======== GIVEN DATA

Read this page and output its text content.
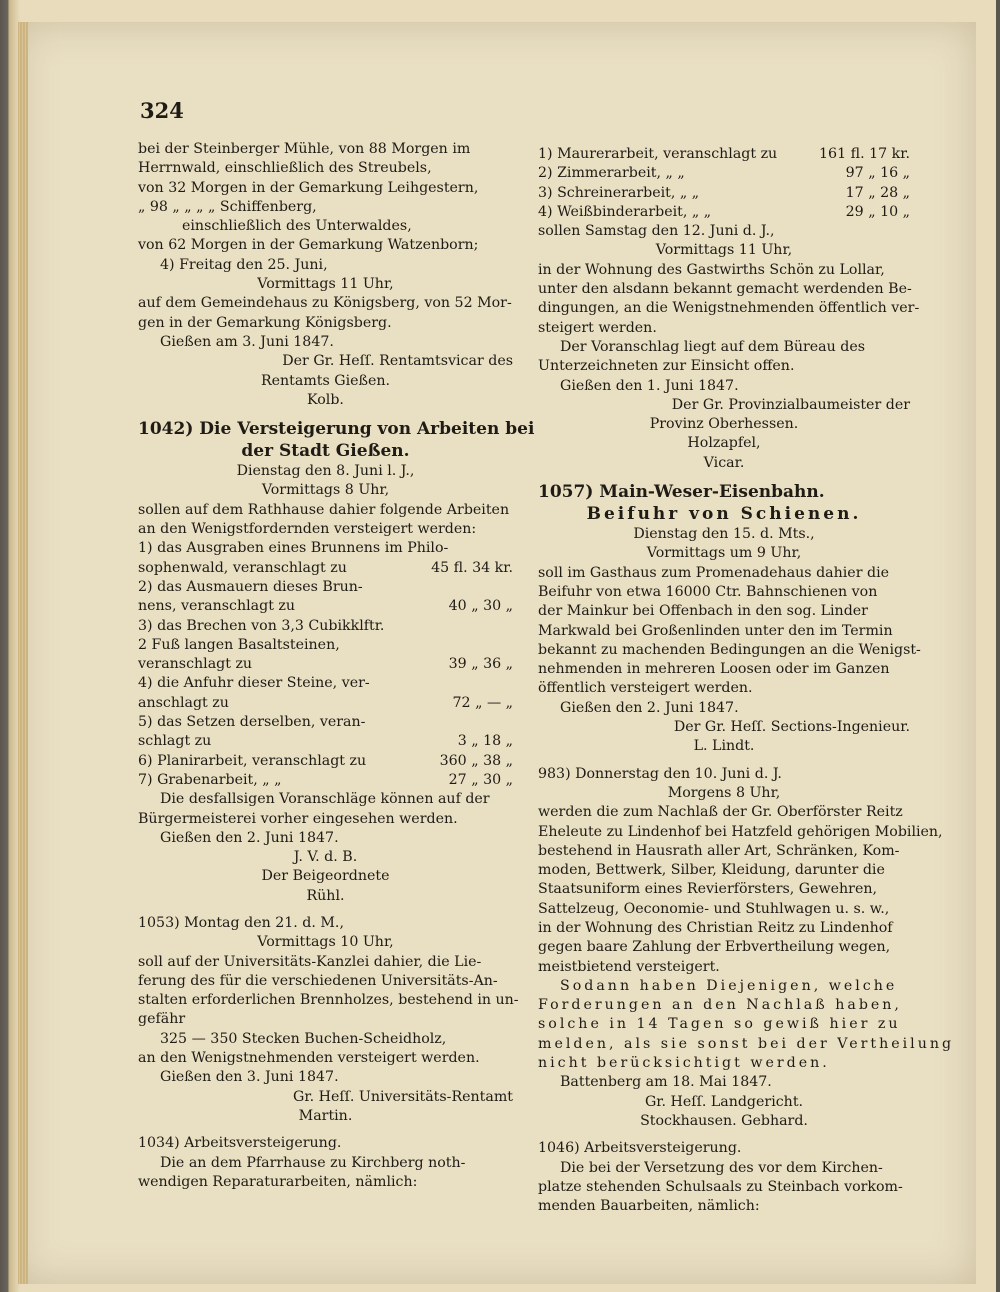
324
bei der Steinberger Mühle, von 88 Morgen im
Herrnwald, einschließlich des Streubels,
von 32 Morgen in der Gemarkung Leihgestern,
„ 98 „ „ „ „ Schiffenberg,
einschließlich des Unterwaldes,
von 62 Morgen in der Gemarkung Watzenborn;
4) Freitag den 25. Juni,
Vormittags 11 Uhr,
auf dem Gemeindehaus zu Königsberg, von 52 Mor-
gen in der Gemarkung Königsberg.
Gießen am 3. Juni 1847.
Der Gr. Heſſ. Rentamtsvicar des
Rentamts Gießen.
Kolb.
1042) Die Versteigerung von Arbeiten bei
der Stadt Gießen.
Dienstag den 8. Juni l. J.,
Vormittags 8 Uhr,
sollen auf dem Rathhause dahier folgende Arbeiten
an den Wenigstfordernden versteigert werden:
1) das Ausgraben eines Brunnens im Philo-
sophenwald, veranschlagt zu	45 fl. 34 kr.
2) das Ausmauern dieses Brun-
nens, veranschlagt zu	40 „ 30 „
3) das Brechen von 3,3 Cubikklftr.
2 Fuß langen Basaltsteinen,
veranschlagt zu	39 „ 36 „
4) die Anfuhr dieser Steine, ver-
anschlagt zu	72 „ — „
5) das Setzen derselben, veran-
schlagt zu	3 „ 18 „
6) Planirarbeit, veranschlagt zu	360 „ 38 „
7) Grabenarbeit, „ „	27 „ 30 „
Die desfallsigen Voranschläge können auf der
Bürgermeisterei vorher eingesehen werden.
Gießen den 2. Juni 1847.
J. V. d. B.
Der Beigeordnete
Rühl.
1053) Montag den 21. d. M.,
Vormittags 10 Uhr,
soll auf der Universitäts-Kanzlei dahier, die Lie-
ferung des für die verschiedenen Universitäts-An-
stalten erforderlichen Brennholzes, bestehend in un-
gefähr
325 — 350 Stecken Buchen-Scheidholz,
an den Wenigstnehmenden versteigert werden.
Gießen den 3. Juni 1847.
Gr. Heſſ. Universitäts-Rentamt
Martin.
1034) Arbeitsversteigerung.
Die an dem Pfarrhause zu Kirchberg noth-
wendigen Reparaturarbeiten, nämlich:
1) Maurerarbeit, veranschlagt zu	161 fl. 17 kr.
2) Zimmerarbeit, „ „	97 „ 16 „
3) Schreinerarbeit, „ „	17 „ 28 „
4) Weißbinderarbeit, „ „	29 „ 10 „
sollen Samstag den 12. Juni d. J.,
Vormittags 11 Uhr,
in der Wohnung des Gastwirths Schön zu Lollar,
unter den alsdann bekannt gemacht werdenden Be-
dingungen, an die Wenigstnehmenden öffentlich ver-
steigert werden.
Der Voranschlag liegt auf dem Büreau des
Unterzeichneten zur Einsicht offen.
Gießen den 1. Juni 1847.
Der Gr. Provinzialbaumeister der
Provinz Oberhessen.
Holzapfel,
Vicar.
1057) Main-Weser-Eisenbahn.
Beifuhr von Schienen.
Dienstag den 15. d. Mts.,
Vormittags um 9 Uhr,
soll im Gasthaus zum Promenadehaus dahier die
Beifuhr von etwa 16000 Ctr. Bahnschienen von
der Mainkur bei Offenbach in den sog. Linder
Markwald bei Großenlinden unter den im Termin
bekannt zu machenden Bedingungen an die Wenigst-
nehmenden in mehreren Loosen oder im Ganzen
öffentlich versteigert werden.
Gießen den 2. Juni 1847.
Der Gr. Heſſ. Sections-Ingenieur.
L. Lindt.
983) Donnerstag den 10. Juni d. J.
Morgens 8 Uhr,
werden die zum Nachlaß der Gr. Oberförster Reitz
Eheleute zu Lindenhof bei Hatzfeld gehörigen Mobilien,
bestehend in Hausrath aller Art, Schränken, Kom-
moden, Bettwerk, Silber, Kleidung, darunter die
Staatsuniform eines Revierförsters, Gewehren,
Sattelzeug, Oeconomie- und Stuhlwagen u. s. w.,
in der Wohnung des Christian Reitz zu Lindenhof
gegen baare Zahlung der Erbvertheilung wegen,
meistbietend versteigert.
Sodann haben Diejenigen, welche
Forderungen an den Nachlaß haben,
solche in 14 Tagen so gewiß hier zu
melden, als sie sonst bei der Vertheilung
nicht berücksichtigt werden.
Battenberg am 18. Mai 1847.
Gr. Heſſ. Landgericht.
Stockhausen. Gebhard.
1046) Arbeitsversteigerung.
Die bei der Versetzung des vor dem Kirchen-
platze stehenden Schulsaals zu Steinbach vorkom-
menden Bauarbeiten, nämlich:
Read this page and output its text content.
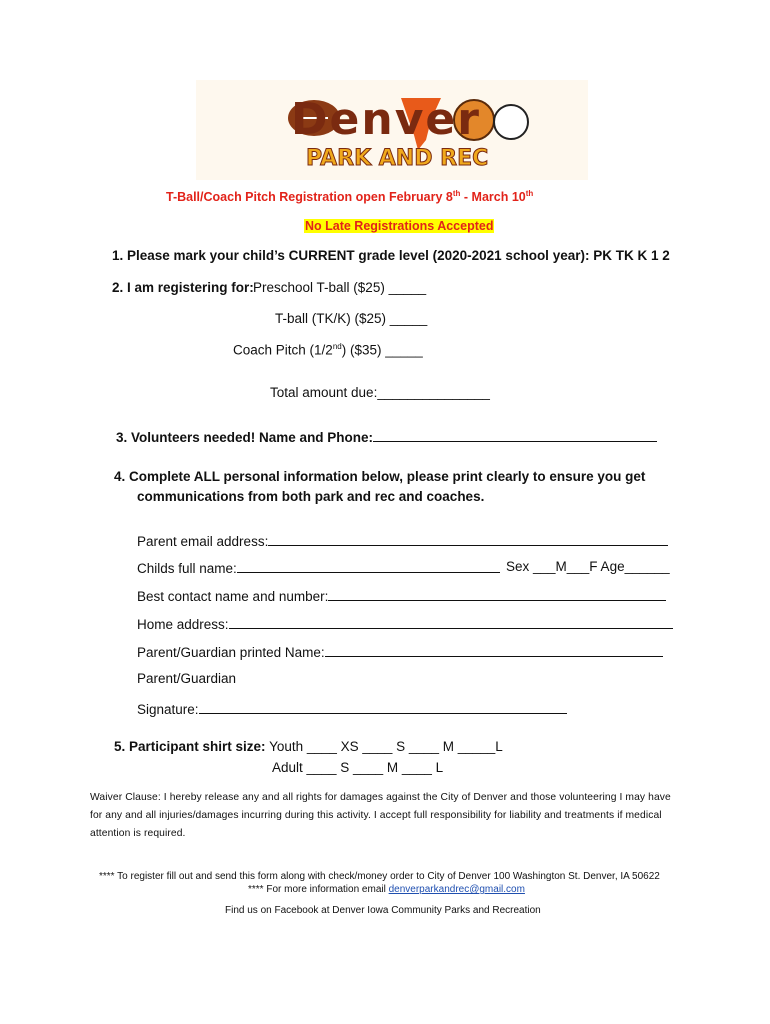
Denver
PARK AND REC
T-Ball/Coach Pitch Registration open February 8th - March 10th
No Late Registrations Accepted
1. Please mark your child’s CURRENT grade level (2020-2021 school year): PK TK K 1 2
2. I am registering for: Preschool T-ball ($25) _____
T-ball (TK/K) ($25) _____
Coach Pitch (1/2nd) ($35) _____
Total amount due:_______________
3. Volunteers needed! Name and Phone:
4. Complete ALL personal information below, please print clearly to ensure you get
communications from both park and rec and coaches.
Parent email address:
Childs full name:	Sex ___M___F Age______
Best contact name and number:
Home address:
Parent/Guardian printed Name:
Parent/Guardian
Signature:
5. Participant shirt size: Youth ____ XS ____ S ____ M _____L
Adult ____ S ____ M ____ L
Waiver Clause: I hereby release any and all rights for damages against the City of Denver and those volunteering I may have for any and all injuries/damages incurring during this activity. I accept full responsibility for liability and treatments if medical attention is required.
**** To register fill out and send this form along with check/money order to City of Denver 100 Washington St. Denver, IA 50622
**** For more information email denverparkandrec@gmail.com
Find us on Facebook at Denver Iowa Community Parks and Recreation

================

→ TO DO
Scan the lines for the string "Universitäts". Copy out each line that matches.

→ FINAL RESULT
soll auf der Universitäts-Kanzlei dahier, die Lie-
ferung des für die verschiedenen Universitäts-An-
Gr. Heſſ. Universitäts-Rentamt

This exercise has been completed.